**Exercise brief**
From the records below, return every line containing the word "Cardiol".

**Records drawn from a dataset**
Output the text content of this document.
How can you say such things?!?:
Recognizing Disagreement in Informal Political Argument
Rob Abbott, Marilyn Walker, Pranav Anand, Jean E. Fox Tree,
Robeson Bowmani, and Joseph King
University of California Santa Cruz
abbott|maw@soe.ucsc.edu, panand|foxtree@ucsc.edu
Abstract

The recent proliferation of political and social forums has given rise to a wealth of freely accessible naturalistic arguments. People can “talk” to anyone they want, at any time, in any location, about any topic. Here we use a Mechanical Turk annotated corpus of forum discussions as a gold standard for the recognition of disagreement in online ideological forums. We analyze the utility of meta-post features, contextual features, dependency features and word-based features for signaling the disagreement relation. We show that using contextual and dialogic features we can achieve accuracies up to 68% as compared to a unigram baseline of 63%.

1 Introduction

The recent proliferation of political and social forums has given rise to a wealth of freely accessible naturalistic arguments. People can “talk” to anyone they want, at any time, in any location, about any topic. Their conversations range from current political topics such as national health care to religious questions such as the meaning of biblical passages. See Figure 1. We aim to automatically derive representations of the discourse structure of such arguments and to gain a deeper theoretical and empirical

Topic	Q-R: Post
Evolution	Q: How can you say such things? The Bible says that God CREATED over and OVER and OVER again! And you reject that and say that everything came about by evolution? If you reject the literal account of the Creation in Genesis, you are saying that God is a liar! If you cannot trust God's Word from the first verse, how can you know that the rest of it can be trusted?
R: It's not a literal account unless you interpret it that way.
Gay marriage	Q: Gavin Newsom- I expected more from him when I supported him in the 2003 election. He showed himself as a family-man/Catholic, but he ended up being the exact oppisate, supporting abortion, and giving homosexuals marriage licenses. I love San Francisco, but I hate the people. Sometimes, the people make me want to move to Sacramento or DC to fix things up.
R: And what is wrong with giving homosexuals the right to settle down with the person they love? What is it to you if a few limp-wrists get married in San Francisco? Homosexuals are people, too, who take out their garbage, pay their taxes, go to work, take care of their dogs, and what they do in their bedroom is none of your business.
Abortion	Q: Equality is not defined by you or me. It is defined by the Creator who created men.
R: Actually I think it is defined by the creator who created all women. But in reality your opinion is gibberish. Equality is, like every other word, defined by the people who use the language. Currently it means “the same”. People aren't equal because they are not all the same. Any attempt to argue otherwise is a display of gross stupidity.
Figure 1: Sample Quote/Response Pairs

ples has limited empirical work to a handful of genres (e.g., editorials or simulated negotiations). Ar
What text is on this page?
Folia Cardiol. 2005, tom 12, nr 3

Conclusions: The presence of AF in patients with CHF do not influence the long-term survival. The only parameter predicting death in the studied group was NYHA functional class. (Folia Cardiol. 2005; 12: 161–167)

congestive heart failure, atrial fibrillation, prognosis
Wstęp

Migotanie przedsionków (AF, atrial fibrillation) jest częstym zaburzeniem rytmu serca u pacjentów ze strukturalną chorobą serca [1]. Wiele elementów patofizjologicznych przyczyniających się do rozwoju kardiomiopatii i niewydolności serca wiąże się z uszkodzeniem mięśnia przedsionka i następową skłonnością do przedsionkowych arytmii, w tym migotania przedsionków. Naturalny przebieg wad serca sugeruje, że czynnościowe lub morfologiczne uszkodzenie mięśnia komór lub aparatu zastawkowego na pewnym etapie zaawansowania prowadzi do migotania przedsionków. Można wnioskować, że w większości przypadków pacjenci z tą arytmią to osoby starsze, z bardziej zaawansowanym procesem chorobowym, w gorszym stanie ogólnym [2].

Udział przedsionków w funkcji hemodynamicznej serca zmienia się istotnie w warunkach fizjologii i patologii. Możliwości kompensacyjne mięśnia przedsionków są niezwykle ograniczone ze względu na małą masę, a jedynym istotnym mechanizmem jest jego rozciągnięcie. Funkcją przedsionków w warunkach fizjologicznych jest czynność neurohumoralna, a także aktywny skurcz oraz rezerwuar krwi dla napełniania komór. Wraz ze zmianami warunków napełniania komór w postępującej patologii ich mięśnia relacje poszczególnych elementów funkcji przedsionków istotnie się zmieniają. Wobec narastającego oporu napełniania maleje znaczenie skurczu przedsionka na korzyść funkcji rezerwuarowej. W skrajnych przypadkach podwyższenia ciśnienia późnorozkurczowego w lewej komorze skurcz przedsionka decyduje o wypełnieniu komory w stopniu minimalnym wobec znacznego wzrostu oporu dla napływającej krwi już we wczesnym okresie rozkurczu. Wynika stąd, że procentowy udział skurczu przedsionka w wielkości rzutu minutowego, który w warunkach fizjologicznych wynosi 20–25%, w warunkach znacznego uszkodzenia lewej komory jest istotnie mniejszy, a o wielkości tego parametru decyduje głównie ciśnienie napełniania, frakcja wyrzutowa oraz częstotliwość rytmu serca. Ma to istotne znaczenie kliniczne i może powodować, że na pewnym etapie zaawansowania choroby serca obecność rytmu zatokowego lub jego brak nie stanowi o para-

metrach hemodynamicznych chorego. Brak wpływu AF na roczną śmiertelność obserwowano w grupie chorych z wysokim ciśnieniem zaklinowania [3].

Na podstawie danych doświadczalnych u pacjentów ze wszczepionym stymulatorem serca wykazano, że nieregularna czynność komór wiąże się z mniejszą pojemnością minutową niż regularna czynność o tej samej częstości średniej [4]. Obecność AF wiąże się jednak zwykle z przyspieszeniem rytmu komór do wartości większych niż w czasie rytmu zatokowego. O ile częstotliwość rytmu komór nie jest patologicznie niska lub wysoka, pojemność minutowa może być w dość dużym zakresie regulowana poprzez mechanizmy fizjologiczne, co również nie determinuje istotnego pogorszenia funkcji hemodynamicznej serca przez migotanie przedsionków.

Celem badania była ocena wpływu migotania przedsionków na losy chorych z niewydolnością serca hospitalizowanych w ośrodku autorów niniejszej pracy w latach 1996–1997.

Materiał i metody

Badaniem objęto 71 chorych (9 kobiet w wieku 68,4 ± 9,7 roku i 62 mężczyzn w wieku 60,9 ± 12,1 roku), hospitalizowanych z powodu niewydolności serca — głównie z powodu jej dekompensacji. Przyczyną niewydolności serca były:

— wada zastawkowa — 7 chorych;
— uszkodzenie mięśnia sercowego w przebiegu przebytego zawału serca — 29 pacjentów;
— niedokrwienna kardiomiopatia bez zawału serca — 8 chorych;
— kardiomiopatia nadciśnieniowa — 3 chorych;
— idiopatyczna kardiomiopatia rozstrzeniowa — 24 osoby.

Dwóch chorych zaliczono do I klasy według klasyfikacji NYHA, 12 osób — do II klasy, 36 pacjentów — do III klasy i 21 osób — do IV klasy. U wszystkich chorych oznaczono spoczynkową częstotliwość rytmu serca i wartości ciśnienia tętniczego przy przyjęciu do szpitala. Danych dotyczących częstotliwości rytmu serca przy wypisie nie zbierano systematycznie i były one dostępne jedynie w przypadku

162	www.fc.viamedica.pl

**Exercise answer**
Folia Cardiol. 2005, tom 12, nr 3
Conclusions: The presence of AF in patients with CHF do not influence the long-term survival. The only parameter predicting death in the studied group was NYHA functional class. (Folia Cardiol. 2005; 12: 161–167)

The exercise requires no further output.